=== Required work ===
Using the material that follows, identify and copy each line with the string "color".

=== Data provided ===

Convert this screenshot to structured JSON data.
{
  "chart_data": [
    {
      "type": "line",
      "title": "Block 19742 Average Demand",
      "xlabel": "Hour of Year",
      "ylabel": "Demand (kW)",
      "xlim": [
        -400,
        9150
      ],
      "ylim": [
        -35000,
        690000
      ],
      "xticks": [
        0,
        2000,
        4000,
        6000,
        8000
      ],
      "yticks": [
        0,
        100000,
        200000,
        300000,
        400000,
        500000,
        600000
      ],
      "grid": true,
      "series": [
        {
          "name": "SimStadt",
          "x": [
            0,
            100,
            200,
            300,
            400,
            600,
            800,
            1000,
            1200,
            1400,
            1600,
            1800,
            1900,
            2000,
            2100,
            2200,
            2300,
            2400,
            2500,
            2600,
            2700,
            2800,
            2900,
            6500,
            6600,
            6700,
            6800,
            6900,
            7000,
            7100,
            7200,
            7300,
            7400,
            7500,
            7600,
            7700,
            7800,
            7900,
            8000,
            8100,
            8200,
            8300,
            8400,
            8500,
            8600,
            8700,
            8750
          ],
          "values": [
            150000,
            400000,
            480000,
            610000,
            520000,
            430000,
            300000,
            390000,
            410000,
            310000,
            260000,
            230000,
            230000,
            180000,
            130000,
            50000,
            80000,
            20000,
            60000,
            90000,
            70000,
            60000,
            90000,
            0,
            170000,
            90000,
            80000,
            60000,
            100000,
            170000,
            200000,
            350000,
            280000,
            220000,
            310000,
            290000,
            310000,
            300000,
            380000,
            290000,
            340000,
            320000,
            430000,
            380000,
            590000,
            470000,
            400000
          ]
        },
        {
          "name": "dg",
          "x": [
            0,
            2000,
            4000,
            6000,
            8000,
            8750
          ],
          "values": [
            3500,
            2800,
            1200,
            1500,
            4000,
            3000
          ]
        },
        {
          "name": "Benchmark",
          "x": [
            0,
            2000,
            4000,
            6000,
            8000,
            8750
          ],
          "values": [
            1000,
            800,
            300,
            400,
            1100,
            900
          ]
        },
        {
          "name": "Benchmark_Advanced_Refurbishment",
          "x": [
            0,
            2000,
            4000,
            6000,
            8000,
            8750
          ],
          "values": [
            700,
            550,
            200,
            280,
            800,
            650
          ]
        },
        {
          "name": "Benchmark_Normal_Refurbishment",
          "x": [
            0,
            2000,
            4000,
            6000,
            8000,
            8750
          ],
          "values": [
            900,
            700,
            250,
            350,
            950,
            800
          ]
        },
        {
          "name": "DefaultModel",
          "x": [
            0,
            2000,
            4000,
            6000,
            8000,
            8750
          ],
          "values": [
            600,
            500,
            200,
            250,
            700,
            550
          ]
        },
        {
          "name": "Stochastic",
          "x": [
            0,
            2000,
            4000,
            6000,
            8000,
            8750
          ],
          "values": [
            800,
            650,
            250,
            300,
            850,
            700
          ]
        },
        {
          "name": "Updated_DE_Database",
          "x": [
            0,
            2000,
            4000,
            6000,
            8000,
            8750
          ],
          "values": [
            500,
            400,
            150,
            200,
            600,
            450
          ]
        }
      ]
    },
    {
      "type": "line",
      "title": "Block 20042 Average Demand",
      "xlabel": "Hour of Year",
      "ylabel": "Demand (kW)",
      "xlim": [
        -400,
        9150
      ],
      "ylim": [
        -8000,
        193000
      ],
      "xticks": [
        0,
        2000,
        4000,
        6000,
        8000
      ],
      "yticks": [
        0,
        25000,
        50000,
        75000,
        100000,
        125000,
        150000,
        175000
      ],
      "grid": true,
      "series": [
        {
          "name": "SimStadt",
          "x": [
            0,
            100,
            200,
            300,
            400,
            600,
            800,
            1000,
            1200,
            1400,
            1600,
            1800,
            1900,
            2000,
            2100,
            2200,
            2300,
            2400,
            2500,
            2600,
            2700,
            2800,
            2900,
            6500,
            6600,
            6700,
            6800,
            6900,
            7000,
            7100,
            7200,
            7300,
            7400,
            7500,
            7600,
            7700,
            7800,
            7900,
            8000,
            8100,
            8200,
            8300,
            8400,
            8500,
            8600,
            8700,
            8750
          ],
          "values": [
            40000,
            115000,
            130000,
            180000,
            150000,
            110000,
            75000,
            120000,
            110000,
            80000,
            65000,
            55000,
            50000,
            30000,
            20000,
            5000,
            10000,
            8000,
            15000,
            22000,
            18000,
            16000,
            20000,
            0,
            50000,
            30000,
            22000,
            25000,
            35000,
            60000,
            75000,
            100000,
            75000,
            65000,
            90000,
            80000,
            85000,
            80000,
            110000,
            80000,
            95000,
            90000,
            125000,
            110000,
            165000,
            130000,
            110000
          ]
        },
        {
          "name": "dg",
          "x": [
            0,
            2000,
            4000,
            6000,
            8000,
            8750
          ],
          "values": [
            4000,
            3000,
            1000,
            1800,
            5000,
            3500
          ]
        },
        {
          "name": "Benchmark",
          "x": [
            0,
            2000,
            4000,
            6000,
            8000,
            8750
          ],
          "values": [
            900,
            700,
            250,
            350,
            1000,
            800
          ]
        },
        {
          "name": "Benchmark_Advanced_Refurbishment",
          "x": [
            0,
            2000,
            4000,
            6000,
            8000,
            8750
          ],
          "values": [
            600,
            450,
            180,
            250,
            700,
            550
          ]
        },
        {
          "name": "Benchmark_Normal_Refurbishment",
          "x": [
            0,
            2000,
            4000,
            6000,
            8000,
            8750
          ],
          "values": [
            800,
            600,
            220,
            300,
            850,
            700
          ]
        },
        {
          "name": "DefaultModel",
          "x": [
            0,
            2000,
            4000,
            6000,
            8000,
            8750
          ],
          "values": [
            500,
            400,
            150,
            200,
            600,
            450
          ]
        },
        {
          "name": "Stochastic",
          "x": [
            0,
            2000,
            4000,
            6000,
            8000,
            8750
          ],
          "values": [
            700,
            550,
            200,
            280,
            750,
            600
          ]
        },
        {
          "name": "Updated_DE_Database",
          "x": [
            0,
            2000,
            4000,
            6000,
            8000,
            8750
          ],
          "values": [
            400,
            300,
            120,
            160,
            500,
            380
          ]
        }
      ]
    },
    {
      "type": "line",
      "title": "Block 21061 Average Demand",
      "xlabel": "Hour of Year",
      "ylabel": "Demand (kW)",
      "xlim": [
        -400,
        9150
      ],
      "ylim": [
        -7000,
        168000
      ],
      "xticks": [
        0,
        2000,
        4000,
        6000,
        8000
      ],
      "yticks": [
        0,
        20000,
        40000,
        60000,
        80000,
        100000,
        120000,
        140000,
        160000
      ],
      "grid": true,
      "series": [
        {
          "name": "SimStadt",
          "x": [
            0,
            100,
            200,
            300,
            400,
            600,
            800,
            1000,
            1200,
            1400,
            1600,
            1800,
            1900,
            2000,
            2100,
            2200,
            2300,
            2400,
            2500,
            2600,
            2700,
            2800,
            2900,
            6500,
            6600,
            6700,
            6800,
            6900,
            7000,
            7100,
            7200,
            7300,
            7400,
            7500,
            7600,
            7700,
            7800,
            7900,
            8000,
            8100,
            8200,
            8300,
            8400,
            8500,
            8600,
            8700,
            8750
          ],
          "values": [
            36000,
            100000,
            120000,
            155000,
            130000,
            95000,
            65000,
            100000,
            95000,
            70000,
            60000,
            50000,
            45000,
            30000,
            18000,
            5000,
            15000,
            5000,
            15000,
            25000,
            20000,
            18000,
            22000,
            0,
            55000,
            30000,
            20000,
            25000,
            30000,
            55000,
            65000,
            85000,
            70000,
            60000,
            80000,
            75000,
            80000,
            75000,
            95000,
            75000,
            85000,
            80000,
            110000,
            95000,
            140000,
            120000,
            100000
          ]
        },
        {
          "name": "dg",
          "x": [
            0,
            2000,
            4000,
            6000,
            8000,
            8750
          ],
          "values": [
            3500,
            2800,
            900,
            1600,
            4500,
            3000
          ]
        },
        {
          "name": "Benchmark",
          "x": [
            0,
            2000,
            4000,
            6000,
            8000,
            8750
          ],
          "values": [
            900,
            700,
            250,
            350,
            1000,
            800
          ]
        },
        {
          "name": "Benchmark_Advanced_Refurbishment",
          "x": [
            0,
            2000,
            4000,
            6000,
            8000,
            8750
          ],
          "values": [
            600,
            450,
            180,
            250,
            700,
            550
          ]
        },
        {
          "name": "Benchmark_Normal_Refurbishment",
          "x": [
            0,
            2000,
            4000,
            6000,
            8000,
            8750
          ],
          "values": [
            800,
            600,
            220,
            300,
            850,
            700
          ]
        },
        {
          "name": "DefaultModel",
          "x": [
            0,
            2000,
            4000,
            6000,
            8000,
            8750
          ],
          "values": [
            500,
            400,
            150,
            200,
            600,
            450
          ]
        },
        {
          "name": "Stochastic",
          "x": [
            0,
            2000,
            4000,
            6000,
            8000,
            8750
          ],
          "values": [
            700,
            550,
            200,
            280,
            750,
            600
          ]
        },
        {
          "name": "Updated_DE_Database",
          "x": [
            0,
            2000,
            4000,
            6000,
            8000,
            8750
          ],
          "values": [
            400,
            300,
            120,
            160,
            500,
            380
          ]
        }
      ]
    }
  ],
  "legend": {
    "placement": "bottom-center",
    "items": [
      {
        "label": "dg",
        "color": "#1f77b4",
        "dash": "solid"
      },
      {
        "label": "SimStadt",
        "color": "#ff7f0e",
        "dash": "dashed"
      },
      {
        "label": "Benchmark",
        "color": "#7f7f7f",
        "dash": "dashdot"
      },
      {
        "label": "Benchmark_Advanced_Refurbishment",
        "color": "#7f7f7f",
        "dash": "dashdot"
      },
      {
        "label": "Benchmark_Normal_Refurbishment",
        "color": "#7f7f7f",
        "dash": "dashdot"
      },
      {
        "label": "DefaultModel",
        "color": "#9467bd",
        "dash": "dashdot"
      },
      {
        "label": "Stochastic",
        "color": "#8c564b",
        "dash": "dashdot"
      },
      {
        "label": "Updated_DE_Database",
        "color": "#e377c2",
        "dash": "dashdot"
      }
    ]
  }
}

=== Correct result ===
        "color": "#1f77b4",
        "color": "#ff7f0e",
        "color": "#7f7f7f",
        "color": "#7f7f7f",
        "color": "#7f7f7f",
        "color": "#9467bd",
        "color": "#8c564b",
        "color": "#e377c2",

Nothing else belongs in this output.